Spot each line in the records below where the word "competentes" occurs, then copy it.

Saved entries
--- start ---

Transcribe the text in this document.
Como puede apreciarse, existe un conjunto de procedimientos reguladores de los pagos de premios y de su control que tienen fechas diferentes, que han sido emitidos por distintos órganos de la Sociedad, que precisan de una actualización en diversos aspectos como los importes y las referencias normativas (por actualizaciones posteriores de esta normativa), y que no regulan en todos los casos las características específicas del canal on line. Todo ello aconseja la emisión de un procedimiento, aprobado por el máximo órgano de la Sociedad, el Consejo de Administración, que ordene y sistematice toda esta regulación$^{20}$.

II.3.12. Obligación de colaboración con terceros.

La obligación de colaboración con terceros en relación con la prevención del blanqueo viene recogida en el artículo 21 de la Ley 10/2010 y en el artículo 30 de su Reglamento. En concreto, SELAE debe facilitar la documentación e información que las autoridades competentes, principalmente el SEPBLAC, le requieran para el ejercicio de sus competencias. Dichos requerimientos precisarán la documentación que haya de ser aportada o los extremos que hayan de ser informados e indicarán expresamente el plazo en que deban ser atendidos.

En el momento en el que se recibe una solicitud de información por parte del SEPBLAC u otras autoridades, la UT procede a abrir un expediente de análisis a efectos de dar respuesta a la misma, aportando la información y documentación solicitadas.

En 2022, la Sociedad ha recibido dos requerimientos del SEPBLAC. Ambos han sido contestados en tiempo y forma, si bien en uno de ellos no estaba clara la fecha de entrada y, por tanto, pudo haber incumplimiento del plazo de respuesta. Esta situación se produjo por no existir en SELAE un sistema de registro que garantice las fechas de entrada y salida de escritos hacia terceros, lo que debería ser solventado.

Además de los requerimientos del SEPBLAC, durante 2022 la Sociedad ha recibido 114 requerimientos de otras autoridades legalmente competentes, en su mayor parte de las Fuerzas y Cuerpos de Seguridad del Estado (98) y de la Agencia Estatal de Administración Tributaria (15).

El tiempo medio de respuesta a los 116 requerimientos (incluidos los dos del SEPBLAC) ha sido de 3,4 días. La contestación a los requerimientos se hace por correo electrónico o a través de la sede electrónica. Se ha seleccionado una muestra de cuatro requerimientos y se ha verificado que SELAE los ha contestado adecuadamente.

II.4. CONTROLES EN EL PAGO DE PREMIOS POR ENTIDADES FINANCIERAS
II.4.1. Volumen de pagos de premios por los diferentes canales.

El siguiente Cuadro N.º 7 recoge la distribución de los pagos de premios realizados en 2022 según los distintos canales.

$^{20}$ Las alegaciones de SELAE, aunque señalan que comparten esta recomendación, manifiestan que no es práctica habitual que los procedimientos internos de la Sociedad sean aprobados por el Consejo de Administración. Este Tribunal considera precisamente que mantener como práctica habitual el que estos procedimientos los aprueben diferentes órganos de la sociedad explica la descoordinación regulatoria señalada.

--- end ---

- [Exercise output]:
La obligación de colaboración con terceros en relación con la prevención del blanqueo viene recogida en el artículo 21 de la Ley 10/2010 y en el artículo 30 de su Reglamento. En concreto, SELAE debe facilitar la documentación e información que las autoridades competentes, principalmente el SEPBLAC, le requieran para el ejercicio de sus competencias. Dichos requerimientos precisarán la documentación que haya de ser aportada o los extremos que hayan de ser informados e indicarán expresamente el plazo en que deban ser atendidos.
Además de los requerimientos del SEPBLAC, durante 2022 la Sociedad ha recibido 114 requerimientos de otras autoridades legalmente competentes, en su mayor parte de las Fuerzas y Cuerpos de Seguridad del Estado (98) y de la Agencia Estatal de Administración Tributaria (15).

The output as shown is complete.